- [What you have to do]: Write out the records word for word, with no pictures.

- [The input]:
——————

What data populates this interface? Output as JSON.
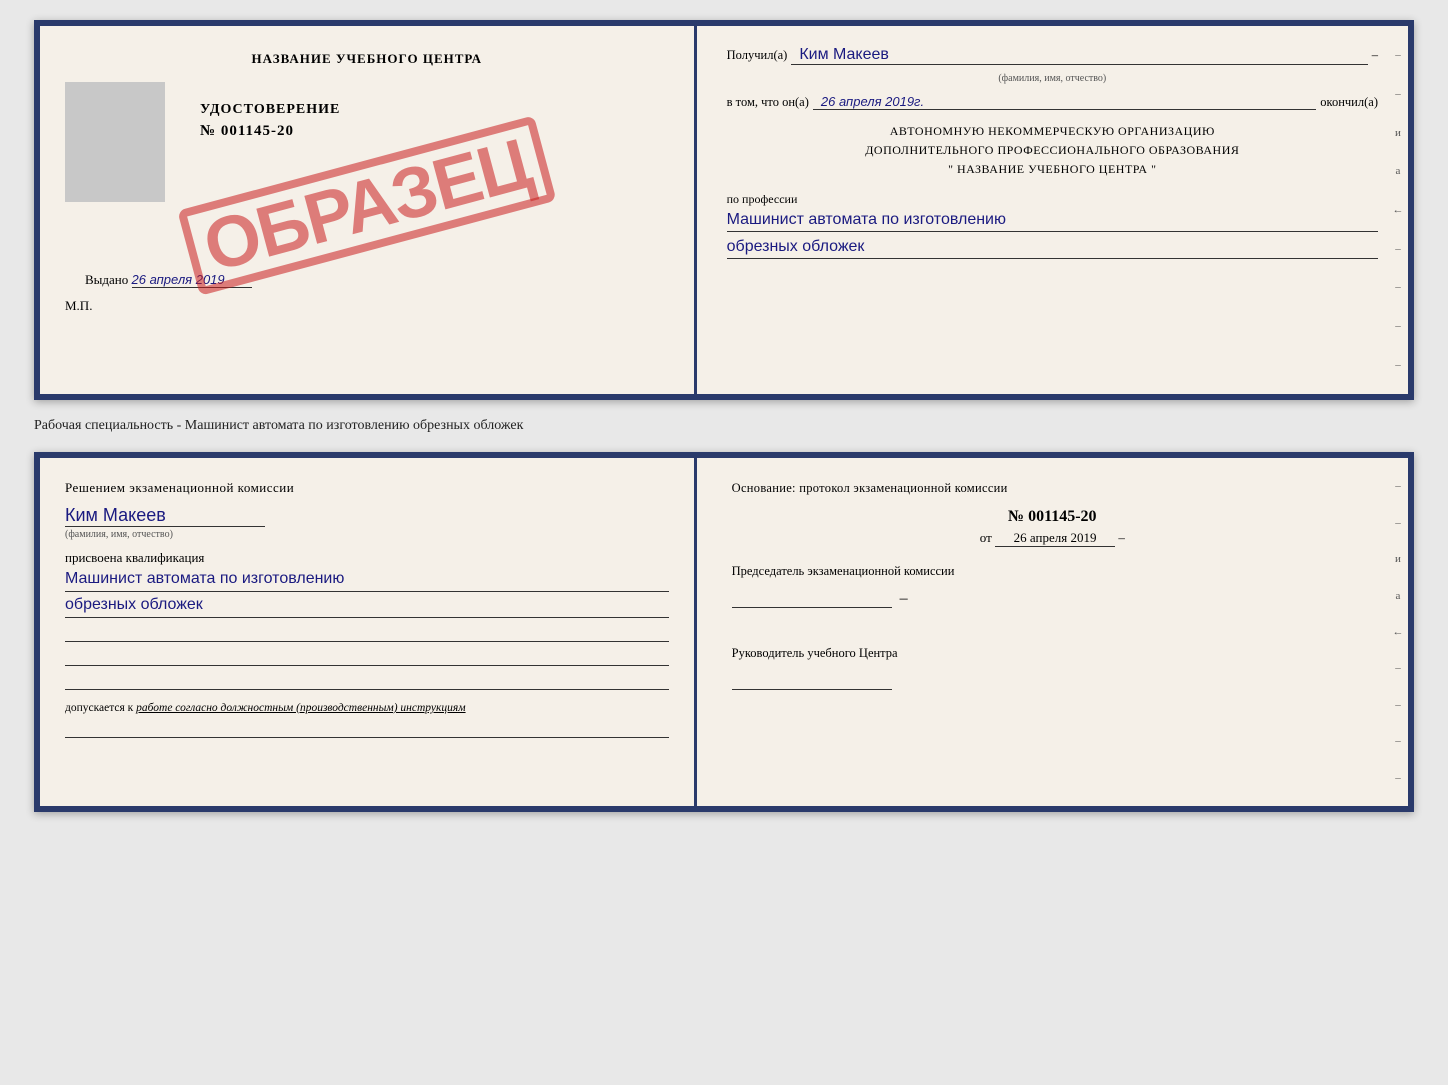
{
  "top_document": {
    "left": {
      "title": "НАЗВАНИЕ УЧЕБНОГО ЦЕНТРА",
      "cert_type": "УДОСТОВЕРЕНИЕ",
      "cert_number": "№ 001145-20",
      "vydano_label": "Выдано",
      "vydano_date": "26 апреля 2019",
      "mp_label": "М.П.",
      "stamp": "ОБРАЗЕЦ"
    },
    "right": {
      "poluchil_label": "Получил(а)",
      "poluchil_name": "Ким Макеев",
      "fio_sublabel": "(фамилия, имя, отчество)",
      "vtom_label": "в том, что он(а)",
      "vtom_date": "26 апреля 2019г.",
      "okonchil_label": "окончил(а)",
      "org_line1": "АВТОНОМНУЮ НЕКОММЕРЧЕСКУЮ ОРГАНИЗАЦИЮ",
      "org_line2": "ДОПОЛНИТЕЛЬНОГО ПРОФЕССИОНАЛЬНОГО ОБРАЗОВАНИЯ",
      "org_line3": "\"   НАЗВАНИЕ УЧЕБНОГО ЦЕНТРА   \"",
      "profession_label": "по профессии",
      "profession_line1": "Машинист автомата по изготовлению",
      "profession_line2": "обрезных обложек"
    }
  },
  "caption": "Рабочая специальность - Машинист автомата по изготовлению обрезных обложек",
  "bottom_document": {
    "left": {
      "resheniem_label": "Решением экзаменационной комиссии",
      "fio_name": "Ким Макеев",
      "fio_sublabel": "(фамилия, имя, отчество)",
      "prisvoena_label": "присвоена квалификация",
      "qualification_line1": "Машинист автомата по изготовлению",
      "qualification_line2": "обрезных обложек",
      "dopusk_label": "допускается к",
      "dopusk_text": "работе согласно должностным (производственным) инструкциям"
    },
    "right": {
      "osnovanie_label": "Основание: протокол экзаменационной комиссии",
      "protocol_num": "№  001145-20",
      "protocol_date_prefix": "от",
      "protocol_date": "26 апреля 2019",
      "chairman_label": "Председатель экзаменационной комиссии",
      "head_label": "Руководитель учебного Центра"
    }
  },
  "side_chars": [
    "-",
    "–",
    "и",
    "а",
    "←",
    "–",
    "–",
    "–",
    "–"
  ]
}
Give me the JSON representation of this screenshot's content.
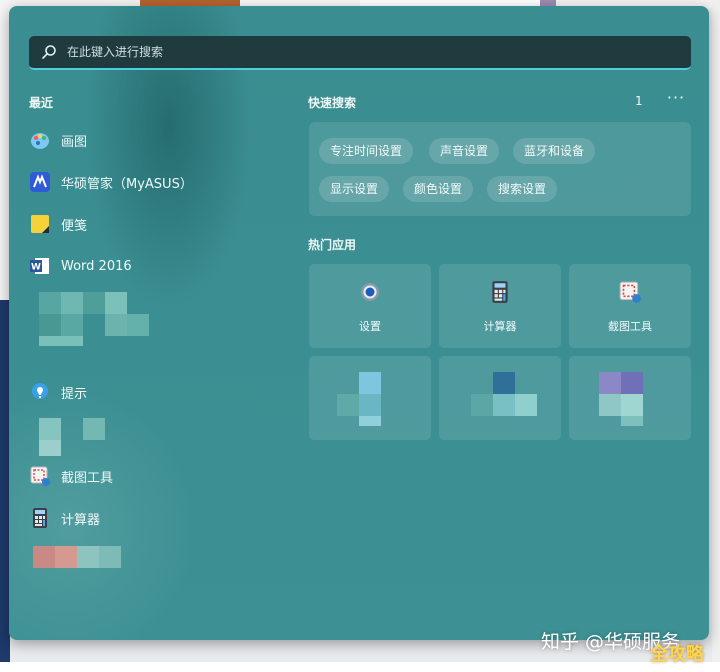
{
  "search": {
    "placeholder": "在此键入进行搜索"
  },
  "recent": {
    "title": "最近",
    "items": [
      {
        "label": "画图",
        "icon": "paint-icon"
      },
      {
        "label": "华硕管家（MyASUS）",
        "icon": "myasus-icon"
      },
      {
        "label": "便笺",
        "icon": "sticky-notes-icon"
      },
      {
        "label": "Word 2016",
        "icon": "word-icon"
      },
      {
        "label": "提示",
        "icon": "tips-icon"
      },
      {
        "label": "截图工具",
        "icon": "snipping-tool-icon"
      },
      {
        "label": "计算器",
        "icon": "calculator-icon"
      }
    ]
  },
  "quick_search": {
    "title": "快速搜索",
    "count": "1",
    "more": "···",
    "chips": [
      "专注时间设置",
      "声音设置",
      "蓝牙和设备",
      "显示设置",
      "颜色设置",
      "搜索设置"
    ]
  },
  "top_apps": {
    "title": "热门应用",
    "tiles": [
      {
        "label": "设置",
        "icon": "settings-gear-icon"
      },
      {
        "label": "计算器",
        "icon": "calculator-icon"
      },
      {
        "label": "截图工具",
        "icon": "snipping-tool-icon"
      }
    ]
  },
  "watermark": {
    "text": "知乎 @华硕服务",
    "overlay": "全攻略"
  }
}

——————

- [Answer below]:
What data populates this interface? Output as JSON.
{
  "top_document": {
    "left": {
      "title": "НАЗВАНИЕ УЧЕБНОГО ЦЕНТРА",
      "cert_type": "УДОСТОВЕРЕНИЕ",
      "cert_number": "№ 001145-20",
      "vydano_label": "Выдано",
      "vydano_date": "26 апреля 2019",
      "mp_label": "М.П.",
      "stamp": "ОБРАЗЕЦ"
    },
    "right": {
      "poluchil_label": "Получил(а)",
      "poluchil_name": "Ким Макеев",
      "fio_sublabel": "(фамилия, имя, отчество)",
      "vtom_label": "в том, что он(а)",
      "vtom_date": "26 апреля 2019г.",
      "okonchil_label": "окончил(а)",
      "org_line1": "АВТОНОМНУЮ НЕКОММЕРЧЕСКУЮ ОРГАНИЗАЦИЮ",
      "org_line2": "ДОПОЛНИТЕЛЬНОГО ПРОФЕССИОНАЛЬНОГО ОБРАЗОВАНИЯ",
      "org_line3": "\"   НАЗВАНИЕ УЧЕБНОГО ЦЕНТРА   \"",
      "profession_label": "по профессии",
      "profession_line1": "Машинист автомата по изготовлению",
      "profession_line2": "обрезных обложек"
    }
  },
  "caption": "Рабочая специальность - Машинист автомата по изготовлению обрезных обложек",
  "bottom_document": {
    "left": {
      "resheniem_label": "Решением экзаменационной комиссии",
      "fio_name": "Ким Макеев",
      "fio_sublabel": "(фамилия, имя, отчество)",
      "prisvoena_label": "присвоена квалификация",
      "qualification_line1": "Машинист автомата по изготовлению",
      "qualification_line2": "обрезных обложек",
      "dopusk_label": "допускается к",
      "dopusk_text": "работе согласно должностным (производственным) инструкциям"
    },
    "right": {
      "osnovanie_label": "Основание: протокол экзаменационной комиссии",
      "protocol_num": "№  001145-20",
      "protocol_date_prefix": "от",
      "protocol_date": "26 апреля 2019",
      "chairman_label": "Председатель экзаменационной комиссии",
      "head_label": "Руководитель учебного Центра"
    }
  },
  "side_chars": [
    "-",
    "–",
    "и",
    "а",
    "←",
    "–",
    "–",
    "–",
    "–"
  ]
}
Give me the JSON representation of this screenshot's content.
{
  "search": {
    "placeholder": "在此键入进行搜索"
  },
  "recent": {
    "title": "最近",
    "items": [
      {
        "label": "画图",
        "icon": "paint-icon"
      },
      {
        "label": "华硕管家（MyASUS）",
        "icon": "myasus-icon"
      },
      {
        "label": "便笺",
        "icon": "sticky-notes-icon"
      },
      {
        "label": "Word 2016",
        "icon": "word-icon"
      },
      {
        "label": "提示",
        "icon": "tips-icon"
      },
      {
        "label": "截图工具",
        "icon": "snipping-tool-icon"
      },
      {
        "label": "计算器",
        "icon": "calculator-icon"
      }
    ]
  },
  "quick_search": {
    "title": "快速搜索",
    "count": "1",
    "more": "···",
    "chips": [
      "专注时间设置",
      "声音设置",
      "蓝牙和设备",
      "显示设置",
      "颜色设置",
      "搜索设置"
    ]
  },
  "top_apps": {
    "title": "热门应用",
    "tiles": [
      {
        "label": "设置",
        "icon": "settings-gear-icon"
      },
      {
        "label": "计算器",
        "icon": "calculator-icon"
      },
      {
        "label": "截图工具",
        "icon": "snipping-tool-icon"
      }
    ]
  },
  "watermark": {
    "text": "知乎 @华硕服务",
    "overlay": "全攻略"
  }
}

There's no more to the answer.